Layout annotation data:
········

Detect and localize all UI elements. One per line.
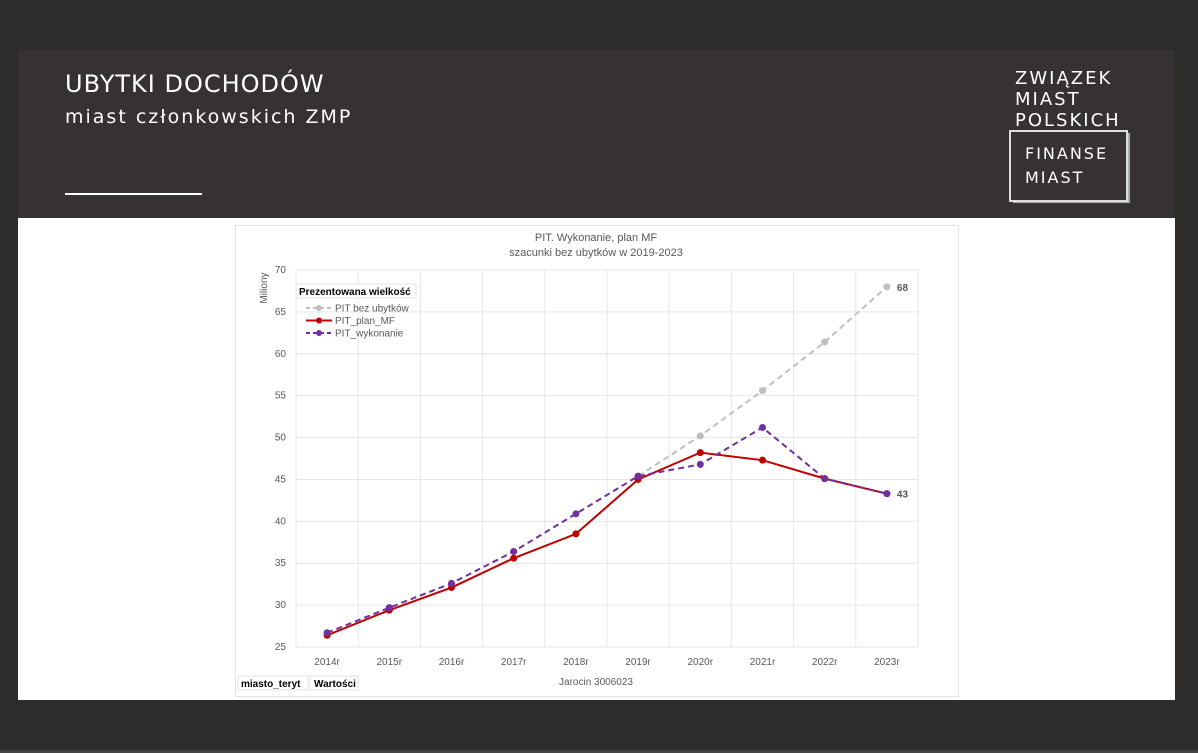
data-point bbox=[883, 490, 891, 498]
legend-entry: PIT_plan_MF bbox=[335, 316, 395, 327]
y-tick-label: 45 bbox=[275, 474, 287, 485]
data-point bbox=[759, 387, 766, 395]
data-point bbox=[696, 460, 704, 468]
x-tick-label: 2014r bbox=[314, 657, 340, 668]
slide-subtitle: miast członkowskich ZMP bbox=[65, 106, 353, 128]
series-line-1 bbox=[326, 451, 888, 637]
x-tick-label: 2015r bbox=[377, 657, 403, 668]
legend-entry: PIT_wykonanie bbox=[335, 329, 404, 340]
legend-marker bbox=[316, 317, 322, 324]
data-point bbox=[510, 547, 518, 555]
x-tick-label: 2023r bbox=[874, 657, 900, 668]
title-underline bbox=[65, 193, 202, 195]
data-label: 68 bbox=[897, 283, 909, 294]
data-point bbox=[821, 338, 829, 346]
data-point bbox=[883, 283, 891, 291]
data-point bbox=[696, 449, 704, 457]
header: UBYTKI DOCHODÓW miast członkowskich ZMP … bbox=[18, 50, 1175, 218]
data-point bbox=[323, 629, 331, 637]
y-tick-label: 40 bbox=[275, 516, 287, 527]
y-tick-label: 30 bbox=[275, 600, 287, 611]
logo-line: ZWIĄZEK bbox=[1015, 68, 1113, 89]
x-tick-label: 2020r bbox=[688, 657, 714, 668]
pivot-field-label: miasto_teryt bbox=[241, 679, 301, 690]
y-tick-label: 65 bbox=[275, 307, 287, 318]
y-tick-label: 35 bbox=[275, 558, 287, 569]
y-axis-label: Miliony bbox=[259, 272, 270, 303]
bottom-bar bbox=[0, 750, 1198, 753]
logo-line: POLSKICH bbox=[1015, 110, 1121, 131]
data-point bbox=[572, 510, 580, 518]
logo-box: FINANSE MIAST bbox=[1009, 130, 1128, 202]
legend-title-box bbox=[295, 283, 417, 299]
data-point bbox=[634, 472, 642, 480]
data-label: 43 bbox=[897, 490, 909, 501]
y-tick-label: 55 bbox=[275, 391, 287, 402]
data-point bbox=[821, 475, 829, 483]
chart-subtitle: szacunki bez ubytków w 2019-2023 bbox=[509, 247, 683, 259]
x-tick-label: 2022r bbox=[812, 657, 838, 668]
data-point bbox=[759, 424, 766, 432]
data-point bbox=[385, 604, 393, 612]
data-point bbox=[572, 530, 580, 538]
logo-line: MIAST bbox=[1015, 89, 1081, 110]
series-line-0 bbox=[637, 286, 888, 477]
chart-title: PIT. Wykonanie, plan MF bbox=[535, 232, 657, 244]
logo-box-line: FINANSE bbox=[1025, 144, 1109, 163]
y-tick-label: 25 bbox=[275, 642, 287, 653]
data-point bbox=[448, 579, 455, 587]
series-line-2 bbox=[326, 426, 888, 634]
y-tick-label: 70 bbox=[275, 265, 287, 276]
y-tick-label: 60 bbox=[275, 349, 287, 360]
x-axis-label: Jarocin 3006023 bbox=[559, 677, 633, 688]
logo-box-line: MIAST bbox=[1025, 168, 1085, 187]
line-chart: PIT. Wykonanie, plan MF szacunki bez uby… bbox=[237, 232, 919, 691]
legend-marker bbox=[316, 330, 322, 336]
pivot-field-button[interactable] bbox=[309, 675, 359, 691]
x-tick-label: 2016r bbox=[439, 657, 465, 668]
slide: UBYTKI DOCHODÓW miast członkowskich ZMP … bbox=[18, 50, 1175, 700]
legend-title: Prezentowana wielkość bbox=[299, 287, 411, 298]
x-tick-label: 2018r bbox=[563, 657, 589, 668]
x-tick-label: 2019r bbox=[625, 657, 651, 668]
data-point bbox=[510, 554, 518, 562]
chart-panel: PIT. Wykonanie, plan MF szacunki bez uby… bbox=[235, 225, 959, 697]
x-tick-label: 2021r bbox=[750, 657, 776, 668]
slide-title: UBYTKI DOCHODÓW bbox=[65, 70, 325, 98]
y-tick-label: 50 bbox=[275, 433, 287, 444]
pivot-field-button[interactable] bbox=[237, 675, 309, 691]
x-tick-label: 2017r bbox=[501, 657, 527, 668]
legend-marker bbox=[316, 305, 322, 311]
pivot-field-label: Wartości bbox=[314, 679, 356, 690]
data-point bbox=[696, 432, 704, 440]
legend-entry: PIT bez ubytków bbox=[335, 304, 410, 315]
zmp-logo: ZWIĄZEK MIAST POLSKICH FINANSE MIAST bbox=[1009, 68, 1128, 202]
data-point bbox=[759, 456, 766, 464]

········

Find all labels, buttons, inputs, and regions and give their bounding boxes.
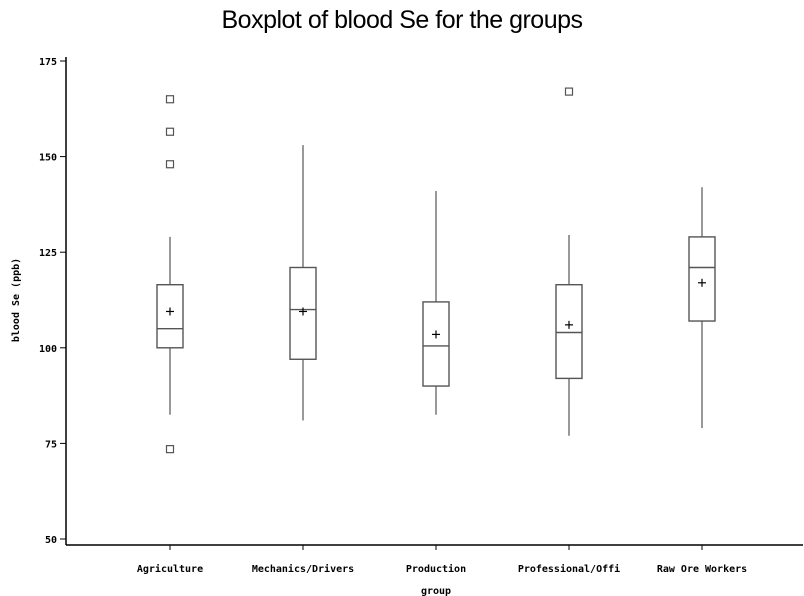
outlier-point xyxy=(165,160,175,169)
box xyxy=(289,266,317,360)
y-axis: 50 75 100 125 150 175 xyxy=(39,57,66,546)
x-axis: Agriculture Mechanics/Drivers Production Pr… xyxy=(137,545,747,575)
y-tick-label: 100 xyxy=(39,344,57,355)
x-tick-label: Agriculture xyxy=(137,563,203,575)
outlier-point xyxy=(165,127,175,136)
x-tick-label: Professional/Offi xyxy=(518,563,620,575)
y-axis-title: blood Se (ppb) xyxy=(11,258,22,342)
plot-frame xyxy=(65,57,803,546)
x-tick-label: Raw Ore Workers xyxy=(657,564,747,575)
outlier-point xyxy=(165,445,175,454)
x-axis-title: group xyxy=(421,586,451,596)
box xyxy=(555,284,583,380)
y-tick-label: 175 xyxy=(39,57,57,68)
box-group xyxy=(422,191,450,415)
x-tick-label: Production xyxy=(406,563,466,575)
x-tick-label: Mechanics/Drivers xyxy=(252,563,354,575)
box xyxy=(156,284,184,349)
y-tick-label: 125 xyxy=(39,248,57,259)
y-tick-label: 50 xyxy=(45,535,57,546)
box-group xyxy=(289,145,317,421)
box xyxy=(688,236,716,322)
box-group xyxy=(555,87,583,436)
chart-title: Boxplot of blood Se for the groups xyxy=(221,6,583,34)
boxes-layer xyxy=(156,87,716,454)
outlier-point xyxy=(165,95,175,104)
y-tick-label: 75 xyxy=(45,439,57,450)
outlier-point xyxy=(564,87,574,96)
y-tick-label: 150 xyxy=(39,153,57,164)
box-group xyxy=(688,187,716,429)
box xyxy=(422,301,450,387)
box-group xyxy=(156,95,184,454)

········

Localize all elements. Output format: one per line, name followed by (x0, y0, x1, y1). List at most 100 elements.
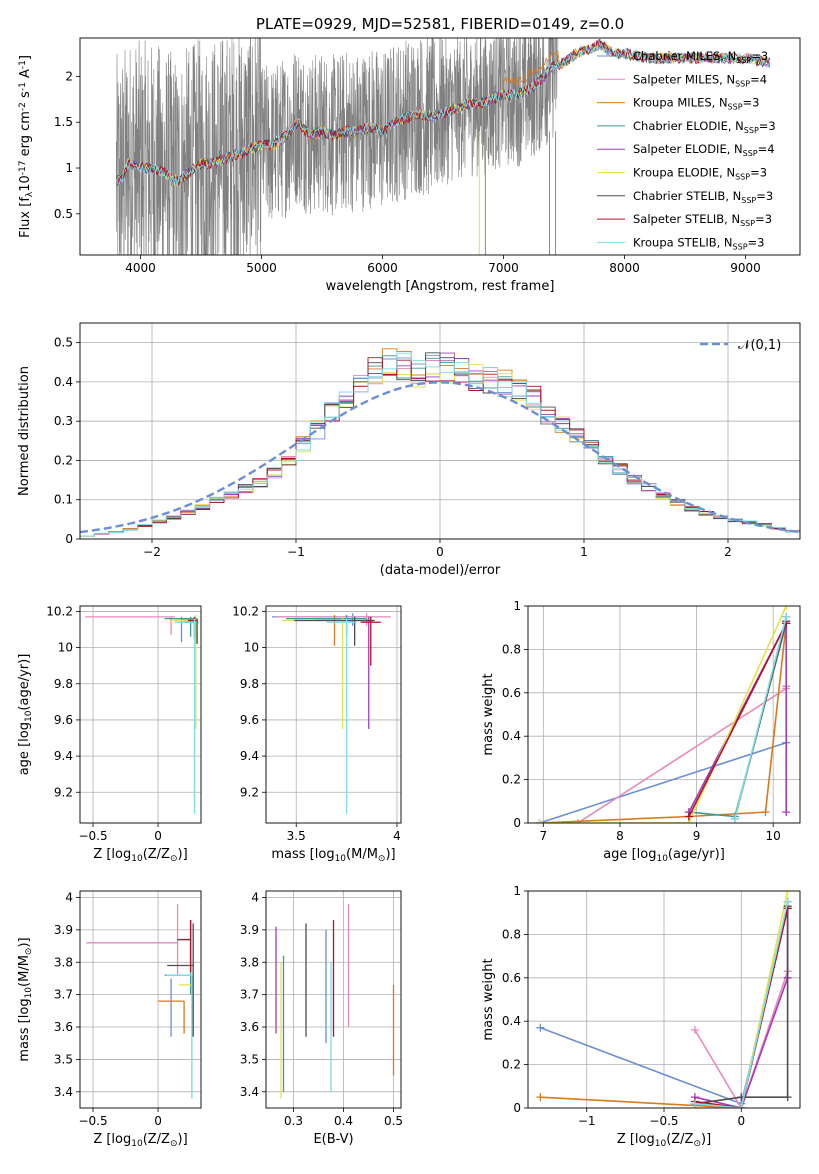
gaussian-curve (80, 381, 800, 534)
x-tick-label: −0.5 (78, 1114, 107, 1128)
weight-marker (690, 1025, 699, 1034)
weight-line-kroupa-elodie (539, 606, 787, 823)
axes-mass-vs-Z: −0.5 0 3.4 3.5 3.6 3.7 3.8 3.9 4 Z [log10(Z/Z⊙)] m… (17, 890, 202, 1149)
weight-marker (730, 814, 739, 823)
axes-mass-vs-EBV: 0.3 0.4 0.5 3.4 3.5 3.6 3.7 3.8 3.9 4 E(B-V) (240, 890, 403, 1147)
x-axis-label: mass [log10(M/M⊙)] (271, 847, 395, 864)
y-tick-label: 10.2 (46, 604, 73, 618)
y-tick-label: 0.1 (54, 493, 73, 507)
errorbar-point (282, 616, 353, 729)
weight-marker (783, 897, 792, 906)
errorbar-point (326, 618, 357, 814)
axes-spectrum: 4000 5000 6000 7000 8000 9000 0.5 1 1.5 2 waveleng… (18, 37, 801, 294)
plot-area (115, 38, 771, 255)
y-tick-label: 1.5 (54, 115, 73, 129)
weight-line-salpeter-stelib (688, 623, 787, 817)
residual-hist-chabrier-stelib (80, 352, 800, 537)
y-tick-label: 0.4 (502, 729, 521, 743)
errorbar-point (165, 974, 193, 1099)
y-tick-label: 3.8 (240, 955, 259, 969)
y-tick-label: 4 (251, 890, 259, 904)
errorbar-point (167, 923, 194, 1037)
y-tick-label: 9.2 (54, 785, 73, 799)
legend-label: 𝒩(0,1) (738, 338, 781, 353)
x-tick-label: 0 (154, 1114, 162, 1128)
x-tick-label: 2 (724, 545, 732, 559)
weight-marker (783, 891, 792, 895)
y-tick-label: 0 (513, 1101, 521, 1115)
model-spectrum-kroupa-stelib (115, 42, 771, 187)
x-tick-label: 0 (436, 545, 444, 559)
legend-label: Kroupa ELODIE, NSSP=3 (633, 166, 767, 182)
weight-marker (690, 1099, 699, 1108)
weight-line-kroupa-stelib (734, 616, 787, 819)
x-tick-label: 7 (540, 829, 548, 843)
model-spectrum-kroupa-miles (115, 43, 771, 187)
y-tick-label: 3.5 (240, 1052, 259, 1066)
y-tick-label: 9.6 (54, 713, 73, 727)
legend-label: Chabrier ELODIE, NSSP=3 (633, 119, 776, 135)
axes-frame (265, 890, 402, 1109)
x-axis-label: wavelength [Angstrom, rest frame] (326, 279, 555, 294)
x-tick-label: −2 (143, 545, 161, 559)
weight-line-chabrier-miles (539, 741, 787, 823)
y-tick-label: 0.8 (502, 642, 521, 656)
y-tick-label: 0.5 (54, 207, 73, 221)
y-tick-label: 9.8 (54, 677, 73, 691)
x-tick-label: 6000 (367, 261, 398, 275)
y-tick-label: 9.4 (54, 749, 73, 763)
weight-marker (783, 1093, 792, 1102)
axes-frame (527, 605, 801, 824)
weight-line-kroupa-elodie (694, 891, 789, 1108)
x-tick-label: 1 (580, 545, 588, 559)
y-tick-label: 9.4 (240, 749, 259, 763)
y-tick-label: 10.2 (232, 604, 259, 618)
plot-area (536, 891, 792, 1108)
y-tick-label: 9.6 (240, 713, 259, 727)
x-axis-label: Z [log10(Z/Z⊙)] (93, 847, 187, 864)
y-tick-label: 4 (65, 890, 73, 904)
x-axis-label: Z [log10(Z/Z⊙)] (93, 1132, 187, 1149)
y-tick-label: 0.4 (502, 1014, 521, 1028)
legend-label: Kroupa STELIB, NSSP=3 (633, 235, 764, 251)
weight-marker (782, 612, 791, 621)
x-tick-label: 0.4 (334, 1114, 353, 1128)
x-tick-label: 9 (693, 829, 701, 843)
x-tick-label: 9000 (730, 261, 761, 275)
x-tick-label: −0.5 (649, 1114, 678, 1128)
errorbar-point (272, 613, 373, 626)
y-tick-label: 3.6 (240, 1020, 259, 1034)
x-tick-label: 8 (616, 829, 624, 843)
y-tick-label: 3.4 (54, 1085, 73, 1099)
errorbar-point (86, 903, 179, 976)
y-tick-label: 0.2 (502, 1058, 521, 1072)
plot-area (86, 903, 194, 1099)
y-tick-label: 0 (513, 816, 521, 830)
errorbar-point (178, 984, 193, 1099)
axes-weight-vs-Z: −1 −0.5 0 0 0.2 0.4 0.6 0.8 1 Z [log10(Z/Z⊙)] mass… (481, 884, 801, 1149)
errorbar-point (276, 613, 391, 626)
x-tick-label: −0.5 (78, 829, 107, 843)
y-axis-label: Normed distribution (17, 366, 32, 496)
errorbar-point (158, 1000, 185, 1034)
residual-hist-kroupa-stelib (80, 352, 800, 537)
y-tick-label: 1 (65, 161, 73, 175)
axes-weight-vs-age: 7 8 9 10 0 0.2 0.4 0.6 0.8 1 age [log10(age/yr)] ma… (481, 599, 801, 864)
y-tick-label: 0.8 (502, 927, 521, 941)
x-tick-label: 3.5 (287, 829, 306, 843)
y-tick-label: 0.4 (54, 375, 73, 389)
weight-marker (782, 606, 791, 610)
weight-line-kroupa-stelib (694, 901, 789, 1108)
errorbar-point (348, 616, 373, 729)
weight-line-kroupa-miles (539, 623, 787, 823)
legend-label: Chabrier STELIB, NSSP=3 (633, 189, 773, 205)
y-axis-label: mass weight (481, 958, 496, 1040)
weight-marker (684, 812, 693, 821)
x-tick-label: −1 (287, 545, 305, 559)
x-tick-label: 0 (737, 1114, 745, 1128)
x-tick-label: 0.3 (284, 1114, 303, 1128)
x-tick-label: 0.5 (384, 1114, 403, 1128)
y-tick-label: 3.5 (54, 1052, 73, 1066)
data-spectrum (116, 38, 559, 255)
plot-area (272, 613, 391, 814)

········

## Task requirements
Copy the lines above, from the one containing "data-point bbox=[883, 490, 891, 498]" through the one containing "chart-title: PIT. Wykonanie, plan", without changing a character. Include both end lines and no other lines.

## Result for this exercise
data-point bbox=[883, 490, 891, 498]
legend-entry: PIT_plan_MF bbox=[335, 316, 395, 327]
y-tick-label: 45 bbox=[275, 474, 287, 485]
data-point bbox=[759, 387, 766, 395]
data-point bbox=[696, 460, 704, 468]
x-tick-label: 2014r bbox=[314, 657, 340, 668]
slide-subtitle: miast członkowskich ZMP bbox=[65, 106, 353, 128]
series-line-1 bbox=[326, 451, 888, 637]
x-tick-label: 2015r bbox=[377, 657, 403, 668]
legend-entry: PIT_wykonanie bbox=[335, 329, 404, 340]
legend-marker bbox=[316, 317, 322, 324]
data-point bbox=[510, 547, 518, 555]
x-tick-label: 2023r bbox=[874, 657, 900, 668]
title-underline bbox=[65, 193, 202, 195]
data-label: 68 bbox=[897, 283, 909, 294]
data-point bbox=[821, 338, 829, 346]
data-point bbox=[883, 283, 891, 291]
data-point bbox=[696, 449, 704, 457]
header: UBYTKI DOCHODÓW miast członkowskich ZMP … bbox=[18, 50, 1175, 218]
data-point bbox=[323, 629, 331, 637]
y-tick-label: 40 bbox=[275, 516, 287, 527]
y-tick-label: 30 bbox=[275, 600, 287, 611]
logo-line: ZWIĄZEK bbox=[1015, 68, 1113, 89]
x-tick-label: 2020r bbox=[688, 657, 714, 668]
pivot-field-label: miasto_teryt bbox=[241, 679, 301, 690]
y-tick-label: 65 bbox=[275, 307, 287, 318]
y-tick-label: 35 bbox=[275, 558, 287, 569]
y-axis-label: Miliony bbox=[259, 272, 270, 303]
bottom-bar bbox=[0, 750, 1198, 753]
logo-line: POLSKICH bbox=[1015, 110, 1121, 131]
data-point bbox=[572, 510, 580, 518]
logo-box: FINANSE MIAST bbox=[1009, 130, 1128, 202]
legend-title-box bbox=[295, 283, 417, 299]
data-point bbox=[634, 472, 642, 480]
data-label: 43 bbox=[897, 490, 909, 501]
y-tick-label: 55 bbox=[275, 391, 287, 402]
data-point bbox=[821, 475, 829, 483]
chart-subtitle: szacunki bez ubytków w 2019-2023 bbox=[509, 247, 683, 259]
x-tick-label: 2022r bbox=[812, 657, 838, 668]
data-point bbox=[759, 424, 766, 432]
data-point bbox=[385, 604, 393, 612]
data-point bbox=[572, 530, 580, 538]
logo-line: MIAST bbox=[1015, 89, 1081, 110]
series-line-0 bbox=[637, 286, 888, 477]
chart-title: PIT. Wykonanie, plan MF bbox=[535, 232, 657, 244]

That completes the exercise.